## [DO THIS]
Pick out every line holding the string "Daily" and copy it.

## [DATASET ENTRIES]
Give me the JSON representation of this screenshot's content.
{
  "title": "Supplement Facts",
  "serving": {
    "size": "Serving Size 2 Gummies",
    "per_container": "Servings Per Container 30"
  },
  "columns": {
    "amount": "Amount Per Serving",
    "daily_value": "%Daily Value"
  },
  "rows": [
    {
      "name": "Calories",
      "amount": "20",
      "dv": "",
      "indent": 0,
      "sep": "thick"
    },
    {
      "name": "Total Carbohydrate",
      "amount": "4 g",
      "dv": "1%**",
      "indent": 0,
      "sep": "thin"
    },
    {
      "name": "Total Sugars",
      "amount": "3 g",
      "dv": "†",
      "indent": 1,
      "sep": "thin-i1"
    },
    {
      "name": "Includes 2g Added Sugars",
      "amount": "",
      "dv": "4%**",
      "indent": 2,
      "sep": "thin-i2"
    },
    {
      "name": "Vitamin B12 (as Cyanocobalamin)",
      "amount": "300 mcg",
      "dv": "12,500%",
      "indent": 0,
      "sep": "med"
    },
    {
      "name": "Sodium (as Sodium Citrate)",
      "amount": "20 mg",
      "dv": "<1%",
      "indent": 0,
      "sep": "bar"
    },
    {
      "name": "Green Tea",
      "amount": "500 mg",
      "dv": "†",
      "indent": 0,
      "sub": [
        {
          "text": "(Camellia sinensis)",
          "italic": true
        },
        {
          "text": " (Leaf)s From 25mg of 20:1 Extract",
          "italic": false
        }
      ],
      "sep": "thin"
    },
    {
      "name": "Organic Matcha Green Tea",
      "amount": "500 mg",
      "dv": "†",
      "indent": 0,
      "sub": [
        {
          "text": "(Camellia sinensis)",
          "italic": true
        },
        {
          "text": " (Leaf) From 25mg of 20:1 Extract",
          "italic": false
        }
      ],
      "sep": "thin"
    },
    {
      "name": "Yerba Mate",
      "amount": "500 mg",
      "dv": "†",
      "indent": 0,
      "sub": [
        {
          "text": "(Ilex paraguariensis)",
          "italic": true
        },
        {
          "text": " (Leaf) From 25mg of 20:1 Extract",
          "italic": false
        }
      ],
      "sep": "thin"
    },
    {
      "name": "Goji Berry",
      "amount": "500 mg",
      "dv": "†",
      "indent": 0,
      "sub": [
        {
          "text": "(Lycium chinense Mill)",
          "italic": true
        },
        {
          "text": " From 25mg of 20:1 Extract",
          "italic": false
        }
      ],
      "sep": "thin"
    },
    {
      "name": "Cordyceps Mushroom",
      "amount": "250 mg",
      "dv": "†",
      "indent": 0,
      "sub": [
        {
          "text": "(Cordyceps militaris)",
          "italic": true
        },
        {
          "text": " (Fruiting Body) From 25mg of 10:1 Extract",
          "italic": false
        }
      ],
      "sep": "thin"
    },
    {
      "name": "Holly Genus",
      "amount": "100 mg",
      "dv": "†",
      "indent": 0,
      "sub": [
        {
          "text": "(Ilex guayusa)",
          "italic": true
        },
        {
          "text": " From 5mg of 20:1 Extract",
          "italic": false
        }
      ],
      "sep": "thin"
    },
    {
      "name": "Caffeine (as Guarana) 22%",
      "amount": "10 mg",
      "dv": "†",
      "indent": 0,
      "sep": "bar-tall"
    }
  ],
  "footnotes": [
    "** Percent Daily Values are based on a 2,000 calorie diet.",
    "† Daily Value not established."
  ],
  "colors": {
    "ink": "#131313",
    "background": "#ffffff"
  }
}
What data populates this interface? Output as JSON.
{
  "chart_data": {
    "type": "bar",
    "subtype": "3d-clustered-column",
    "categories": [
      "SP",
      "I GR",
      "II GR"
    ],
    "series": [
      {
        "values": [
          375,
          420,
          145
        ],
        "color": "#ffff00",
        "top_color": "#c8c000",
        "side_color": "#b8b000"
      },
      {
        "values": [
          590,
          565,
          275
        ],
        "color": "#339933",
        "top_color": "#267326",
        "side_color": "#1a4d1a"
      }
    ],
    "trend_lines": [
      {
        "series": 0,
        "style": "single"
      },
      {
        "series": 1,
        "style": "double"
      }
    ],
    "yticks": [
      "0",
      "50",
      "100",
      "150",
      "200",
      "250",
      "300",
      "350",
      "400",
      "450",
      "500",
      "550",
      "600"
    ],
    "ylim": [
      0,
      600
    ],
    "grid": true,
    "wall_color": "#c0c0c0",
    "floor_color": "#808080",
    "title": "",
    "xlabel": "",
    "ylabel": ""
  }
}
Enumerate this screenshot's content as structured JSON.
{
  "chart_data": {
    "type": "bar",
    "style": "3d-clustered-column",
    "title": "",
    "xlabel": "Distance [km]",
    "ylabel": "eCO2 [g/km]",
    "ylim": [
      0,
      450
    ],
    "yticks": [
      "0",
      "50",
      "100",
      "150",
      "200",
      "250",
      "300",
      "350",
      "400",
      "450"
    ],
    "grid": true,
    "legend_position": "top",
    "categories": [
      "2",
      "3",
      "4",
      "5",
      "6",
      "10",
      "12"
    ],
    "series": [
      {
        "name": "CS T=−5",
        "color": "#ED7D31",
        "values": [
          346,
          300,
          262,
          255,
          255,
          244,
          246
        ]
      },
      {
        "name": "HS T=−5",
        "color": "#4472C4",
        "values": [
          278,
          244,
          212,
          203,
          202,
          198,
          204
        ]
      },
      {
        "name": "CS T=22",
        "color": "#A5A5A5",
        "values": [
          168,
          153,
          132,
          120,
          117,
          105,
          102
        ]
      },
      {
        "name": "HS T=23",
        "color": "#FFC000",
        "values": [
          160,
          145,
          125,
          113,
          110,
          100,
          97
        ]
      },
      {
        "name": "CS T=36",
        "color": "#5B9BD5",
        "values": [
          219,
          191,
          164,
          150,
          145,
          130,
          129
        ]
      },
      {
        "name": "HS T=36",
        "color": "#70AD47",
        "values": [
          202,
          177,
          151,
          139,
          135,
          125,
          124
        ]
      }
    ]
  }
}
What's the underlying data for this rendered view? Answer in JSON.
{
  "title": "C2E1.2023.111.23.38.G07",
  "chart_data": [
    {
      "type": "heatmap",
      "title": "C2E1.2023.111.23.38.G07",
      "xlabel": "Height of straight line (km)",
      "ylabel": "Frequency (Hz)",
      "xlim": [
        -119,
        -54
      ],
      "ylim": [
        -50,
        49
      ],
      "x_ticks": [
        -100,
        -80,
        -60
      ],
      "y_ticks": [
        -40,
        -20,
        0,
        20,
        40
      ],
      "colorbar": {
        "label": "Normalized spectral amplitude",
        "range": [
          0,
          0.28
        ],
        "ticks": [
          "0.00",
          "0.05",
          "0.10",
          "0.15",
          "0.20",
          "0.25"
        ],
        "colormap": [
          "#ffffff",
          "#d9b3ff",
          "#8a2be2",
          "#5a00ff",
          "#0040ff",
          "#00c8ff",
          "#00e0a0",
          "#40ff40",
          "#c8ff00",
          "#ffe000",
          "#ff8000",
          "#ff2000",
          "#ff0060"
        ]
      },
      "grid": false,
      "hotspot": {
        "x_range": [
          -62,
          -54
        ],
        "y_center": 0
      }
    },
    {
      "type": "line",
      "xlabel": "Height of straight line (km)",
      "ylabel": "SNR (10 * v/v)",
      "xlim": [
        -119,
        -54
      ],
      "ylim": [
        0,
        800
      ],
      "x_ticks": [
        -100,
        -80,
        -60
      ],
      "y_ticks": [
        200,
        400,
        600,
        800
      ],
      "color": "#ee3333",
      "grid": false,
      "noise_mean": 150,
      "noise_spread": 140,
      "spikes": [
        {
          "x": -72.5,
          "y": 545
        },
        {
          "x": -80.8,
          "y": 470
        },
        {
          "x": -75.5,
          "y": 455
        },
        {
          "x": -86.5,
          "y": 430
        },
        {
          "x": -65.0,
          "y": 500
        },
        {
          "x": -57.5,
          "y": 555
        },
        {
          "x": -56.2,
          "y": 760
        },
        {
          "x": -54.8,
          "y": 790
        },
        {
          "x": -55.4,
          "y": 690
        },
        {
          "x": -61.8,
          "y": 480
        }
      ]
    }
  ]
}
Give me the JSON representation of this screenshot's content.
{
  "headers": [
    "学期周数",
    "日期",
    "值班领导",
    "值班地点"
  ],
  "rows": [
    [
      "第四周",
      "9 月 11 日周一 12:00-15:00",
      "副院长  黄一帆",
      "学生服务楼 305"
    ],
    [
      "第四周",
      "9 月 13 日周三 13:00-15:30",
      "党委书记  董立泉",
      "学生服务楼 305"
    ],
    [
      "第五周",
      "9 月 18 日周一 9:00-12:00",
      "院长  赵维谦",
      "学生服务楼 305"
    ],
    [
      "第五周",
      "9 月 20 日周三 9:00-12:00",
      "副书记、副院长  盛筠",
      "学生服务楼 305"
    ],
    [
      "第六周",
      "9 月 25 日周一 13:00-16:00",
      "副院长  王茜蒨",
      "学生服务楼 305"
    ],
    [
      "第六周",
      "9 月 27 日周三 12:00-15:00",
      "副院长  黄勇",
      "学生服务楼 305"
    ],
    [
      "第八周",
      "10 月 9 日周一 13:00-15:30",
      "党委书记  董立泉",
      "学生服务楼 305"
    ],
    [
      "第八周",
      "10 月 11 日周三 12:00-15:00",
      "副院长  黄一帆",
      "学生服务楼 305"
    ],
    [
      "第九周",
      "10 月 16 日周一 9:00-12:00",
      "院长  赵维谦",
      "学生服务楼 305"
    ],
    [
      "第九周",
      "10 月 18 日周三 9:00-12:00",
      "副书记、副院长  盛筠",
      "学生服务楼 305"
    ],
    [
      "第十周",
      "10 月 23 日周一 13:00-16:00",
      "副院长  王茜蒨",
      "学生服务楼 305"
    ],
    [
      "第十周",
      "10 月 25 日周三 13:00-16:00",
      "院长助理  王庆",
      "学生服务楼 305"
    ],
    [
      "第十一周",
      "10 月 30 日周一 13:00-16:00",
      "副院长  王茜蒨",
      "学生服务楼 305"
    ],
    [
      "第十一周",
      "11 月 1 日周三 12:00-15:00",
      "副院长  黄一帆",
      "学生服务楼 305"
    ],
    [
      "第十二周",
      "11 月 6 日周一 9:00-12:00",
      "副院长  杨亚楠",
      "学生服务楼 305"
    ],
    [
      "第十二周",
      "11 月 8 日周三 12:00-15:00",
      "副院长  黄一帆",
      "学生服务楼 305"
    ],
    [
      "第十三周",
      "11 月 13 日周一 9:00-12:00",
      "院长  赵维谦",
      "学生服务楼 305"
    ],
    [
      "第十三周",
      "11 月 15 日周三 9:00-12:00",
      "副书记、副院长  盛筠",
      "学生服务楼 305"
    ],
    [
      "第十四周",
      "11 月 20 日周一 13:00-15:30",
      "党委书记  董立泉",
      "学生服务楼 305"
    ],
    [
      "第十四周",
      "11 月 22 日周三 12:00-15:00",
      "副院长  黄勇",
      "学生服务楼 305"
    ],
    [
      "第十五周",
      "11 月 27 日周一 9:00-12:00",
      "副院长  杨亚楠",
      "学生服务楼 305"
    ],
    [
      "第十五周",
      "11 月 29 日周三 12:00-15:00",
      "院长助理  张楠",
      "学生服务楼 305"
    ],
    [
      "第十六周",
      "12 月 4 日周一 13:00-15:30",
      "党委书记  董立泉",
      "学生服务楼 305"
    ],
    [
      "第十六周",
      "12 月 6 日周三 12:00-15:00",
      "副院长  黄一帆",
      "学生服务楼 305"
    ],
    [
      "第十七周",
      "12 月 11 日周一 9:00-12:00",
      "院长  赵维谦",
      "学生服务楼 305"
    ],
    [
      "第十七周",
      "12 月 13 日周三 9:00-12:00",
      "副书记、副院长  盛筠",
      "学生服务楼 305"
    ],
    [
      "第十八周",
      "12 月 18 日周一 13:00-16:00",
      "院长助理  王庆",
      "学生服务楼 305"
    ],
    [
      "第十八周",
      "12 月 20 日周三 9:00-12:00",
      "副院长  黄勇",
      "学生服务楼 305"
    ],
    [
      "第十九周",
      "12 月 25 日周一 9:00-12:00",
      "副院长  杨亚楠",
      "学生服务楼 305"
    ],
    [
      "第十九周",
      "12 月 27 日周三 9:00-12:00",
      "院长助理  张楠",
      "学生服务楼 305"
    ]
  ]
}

## [COMPLETE ANSWER]
    "daily_value": "%Daily Value"
    "** Percent Daily Values are based on a 2,000 calorie diet.",
    "† Daily Value not established."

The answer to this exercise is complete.